ASSIGNMENT
Reproduce each entry exactly as it reads. Leave the images out.

GIVEN DATA
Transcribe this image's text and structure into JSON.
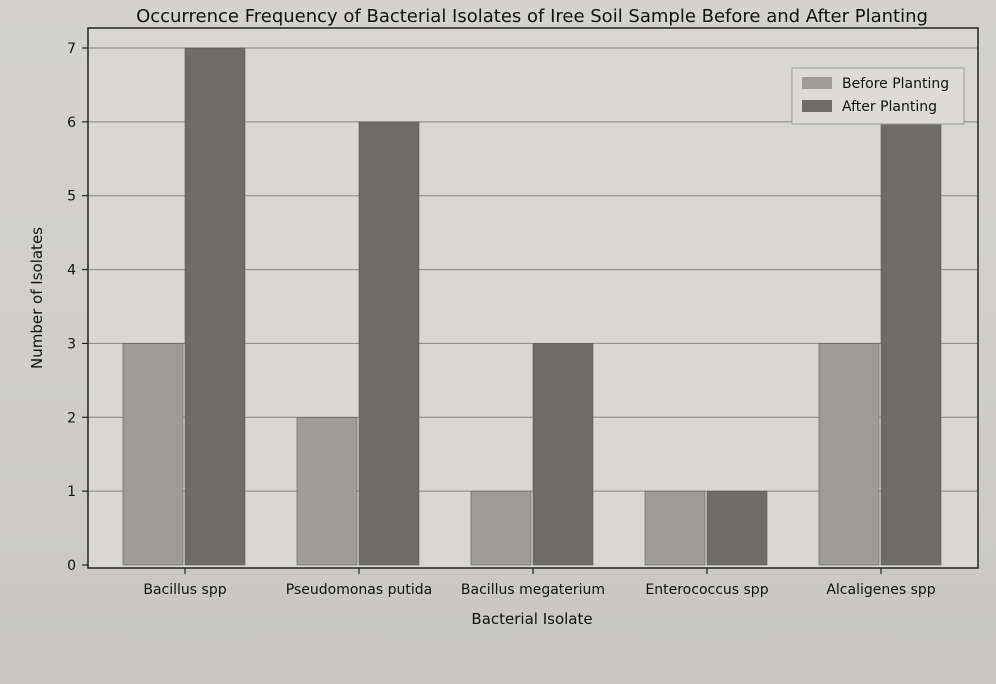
{
  "chart_data": {
    "type": "bar",
    "title": "Occurrence Frequency of Bacterial Isolates of Iree Soil Sample Before and After Planting",
    "xlabel": "Bacterial Isolate",
    "ylabel": "Number of Isolates",
    "categories": [
      "Bacillus spp",
      "Pseudomonas putida",
      "Bacillus megaterium",
      "Enterococcus spp",
      "Alcaligenes spp"
    ],
    "series": [
      {
        "name": "Before Planting",
        "values": [
          3,
          2,
          1,
          1,
          3
        ],
        "color": "#9e9c98"
      },
      {
        "name": "After Planting",
        "values": [
          7,
          6,
          3,
          1,
          6
        ],
        "color": "#6e6c69"
      }
    ],
    "ylim": [
      0,
      7
    ],
    "yticks": [
      "0",
      "1",
      "2",
      "3",
      "4",
      "5",
      "6",
      "7"
    ],
    "grid": true,
    "legend_position": "top-right"
  }
}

ANSWER TO THIS EXERCISE
Transcribe this image's text and structure into JSON.
{
  "chart_data": {
    "type": "bar",
    "title": "Occurrence Frequency of Bacterial Isolates of Iree Soil Sample Before and After Planting",
    "xlabel": "Bacterial Isolate",
    "ylabel": "Number of Isolates",
    "categories": [
      "Bacillus spp",
      "Pseudomonas putida",
      "Bacillus megaterium",
      "Enterococcus spp",
      "Alcaligenes spp"
    ],
    "series": [
      {
        "name": "Before Planting",
        "values": [
          3,
          2,
          1,
          1,
          3
        ],
        "color": "#9e9c98"
      },
      {
        "name": "After Planting",
        "values": [
          7,
          6,
          3,
          1,
          6
        ],
        "color": "#6e6c69"
      }
    ],
    "ylim": [
      0,
      7
    ],
    "yticks": [
      "0",
      "1",
      "2",
      "3",
      "4",
      "5",
      "6",
      "7"
    ],
    "grid": true,
    "legend_position": "top-right"
  }
}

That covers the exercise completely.